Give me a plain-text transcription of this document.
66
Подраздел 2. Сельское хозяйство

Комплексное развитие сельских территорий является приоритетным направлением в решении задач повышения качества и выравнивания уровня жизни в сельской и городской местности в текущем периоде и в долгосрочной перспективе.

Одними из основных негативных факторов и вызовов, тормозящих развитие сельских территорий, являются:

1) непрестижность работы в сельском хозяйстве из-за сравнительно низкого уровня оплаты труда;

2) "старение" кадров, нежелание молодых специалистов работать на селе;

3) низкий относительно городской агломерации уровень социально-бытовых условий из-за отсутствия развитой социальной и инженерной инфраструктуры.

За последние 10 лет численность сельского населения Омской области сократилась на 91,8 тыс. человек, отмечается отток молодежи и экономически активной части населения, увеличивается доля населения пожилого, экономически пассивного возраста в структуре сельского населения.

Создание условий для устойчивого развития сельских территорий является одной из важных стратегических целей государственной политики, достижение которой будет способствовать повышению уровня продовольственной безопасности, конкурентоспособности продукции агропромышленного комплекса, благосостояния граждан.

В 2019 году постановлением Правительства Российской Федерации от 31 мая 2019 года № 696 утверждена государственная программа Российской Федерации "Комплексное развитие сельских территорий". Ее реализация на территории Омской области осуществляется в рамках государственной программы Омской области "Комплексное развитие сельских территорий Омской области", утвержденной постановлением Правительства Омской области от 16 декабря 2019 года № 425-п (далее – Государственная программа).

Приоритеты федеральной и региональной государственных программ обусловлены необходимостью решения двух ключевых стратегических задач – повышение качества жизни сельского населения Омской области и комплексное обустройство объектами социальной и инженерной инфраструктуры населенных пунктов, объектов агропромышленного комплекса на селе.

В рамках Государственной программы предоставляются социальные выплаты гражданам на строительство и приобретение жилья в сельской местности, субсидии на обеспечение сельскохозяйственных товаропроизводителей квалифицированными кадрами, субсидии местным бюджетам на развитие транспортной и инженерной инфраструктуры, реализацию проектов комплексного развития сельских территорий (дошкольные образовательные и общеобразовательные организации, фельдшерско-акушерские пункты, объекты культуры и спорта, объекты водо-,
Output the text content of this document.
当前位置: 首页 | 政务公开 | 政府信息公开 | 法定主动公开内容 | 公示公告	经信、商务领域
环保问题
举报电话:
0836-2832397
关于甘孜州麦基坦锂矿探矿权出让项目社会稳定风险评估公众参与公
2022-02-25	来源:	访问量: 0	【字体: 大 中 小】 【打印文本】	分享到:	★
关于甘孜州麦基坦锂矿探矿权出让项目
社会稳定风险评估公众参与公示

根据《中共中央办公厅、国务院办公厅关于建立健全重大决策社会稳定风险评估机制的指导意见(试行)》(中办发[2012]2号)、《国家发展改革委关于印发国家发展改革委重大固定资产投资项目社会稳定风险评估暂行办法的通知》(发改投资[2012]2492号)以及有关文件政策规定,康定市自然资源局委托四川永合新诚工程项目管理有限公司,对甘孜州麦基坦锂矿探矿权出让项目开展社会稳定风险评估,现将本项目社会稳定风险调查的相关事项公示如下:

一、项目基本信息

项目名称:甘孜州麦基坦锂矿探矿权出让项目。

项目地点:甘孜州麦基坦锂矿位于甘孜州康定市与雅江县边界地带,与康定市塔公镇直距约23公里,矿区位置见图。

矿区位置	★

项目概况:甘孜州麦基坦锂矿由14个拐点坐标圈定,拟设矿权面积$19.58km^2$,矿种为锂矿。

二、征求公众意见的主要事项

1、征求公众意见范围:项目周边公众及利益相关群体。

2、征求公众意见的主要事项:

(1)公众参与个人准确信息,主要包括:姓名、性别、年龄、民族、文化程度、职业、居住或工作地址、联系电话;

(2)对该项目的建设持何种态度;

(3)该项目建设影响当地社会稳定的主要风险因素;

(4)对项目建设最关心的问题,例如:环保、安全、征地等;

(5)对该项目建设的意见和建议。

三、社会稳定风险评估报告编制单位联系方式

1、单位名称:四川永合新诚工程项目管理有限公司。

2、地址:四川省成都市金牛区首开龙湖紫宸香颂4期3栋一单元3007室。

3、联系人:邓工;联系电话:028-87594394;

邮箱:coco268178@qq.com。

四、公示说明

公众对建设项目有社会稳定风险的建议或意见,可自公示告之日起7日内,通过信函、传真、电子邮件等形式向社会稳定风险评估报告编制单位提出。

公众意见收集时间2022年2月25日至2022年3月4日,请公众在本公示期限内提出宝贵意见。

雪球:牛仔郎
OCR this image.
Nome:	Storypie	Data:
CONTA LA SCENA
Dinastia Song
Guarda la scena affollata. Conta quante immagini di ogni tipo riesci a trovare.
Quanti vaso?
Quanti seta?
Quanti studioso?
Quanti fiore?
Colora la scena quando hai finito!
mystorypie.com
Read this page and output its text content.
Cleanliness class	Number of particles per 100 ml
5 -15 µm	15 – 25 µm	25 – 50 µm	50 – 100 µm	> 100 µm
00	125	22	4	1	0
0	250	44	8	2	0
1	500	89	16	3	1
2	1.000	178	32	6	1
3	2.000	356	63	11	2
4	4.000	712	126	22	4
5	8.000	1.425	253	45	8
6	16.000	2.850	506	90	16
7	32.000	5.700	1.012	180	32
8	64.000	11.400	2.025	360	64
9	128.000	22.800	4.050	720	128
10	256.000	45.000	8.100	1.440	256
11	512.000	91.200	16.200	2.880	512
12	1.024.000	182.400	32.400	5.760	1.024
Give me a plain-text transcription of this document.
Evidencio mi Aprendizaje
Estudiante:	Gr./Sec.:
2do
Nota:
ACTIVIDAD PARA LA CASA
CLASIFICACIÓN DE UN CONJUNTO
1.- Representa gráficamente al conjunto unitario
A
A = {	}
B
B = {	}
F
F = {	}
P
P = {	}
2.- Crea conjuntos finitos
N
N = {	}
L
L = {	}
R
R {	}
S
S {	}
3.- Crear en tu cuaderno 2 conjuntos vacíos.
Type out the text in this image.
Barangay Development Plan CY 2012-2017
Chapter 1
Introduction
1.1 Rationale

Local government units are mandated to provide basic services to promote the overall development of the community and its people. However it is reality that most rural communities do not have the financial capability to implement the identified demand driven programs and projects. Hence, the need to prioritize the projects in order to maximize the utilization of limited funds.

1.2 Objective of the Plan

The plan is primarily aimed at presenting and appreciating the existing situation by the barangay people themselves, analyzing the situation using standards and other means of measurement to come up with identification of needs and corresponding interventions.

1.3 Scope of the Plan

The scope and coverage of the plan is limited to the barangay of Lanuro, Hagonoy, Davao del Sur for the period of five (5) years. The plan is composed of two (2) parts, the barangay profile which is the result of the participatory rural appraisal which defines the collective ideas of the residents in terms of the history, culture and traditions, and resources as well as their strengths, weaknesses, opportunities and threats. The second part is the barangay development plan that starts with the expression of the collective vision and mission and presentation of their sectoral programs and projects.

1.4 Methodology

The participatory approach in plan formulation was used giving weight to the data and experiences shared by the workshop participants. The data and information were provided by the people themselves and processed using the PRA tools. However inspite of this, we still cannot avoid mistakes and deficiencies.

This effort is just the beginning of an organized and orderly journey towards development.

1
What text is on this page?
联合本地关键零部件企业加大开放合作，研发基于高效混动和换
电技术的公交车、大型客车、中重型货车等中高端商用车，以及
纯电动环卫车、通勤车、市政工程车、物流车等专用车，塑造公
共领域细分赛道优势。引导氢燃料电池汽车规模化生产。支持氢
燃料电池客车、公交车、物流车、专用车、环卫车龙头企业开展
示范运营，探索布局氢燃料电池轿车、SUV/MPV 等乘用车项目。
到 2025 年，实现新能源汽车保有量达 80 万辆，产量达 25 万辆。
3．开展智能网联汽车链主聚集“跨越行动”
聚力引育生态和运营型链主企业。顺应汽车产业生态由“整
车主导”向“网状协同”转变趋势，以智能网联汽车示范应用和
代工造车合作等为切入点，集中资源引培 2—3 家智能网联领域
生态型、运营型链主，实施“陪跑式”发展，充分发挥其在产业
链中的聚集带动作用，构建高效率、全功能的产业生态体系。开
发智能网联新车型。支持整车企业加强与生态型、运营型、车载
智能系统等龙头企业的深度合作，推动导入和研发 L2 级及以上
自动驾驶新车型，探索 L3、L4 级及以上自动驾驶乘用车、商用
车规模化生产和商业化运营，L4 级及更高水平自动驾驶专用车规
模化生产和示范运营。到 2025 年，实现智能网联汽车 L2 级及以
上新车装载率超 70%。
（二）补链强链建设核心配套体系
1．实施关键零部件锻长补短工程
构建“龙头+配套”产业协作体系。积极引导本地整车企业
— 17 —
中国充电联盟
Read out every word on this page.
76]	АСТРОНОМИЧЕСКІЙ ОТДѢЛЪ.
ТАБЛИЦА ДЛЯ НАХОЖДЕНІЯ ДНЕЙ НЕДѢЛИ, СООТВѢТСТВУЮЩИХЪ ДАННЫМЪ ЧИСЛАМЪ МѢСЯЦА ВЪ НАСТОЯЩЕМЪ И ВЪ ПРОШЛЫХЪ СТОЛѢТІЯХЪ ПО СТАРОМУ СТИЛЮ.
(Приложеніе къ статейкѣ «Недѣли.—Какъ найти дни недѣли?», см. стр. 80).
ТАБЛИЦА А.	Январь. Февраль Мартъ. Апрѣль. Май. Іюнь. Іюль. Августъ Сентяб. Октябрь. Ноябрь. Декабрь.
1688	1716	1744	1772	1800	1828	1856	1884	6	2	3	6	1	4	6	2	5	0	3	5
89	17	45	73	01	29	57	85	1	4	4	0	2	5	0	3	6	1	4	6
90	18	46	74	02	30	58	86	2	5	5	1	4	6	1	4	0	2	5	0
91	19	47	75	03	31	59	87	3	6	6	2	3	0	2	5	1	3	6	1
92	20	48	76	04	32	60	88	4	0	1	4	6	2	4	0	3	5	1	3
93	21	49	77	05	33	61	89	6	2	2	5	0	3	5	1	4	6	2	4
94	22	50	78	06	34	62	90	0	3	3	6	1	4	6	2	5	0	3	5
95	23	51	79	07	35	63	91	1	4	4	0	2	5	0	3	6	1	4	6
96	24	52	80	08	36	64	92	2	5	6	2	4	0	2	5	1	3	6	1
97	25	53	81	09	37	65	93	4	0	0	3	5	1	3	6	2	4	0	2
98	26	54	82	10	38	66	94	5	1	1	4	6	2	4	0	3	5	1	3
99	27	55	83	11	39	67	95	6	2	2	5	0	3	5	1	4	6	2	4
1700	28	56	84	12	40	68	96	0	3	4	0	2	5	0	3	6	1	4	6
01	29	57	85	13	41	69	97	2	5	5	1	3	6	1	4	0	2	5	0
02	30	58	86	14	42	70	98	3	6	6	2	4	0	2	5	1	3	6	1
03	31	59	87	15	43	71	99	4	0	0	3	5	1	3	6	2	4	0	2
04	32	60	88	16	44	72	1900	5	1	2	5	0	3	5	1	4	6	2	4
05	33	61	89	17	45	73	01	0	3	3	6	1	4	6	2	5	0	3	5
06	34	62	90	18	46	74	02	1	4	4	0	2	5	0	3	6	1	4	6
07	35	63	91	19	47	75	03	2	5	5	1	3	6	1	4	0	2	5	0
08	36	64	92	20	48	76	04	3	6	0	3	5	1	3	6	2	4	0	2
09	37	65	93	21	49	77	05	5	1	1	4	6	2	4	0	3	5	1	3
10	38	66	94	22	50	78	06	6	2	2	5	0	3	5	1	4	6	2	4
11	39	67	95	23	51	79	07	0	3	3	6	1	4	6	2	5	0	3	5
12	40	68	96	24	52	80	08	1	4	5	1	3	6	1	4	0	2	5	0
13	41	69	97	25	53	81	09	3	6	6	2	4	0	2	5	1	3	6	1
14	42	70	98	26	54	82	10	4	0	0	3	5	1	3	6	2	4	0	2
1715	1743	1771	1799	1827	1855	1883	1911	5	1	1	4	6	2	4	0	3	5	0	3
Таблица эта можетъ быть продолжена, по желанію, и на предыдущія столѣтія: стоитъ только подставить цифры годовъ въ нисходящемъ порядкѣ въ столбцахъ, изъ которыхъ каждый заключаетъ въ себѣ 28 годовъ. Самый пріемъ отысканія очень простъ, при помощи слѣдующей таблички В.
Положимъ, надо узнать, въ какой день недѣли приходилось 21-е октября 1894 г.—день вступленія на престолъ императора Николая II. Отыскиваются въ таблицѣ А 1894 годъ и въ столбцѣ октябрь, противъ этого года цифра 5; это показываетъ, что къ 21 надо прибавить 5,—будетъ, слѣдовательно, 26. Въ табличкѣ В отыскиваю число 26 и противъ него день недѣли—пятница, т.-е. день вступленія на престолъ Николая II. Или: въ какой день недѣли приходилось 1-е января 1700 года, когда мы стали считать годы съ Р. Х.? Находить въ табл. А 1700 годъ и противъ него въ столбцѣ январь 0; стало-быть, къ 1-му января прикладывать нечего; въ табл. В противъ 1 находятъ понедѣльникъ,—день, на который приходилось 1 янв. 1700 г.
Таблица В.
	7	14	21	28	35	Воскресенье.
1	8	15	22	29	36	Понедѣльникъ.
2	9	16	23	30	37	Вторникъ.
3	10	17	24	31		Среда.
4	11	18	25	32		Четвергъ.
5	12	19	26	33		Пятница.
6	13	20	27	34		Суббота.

====

**The request**
Out of the material above, gather each line where "Read" appears.

**Exercise solution**
Read this page and output its text content.
Read out every word on this page.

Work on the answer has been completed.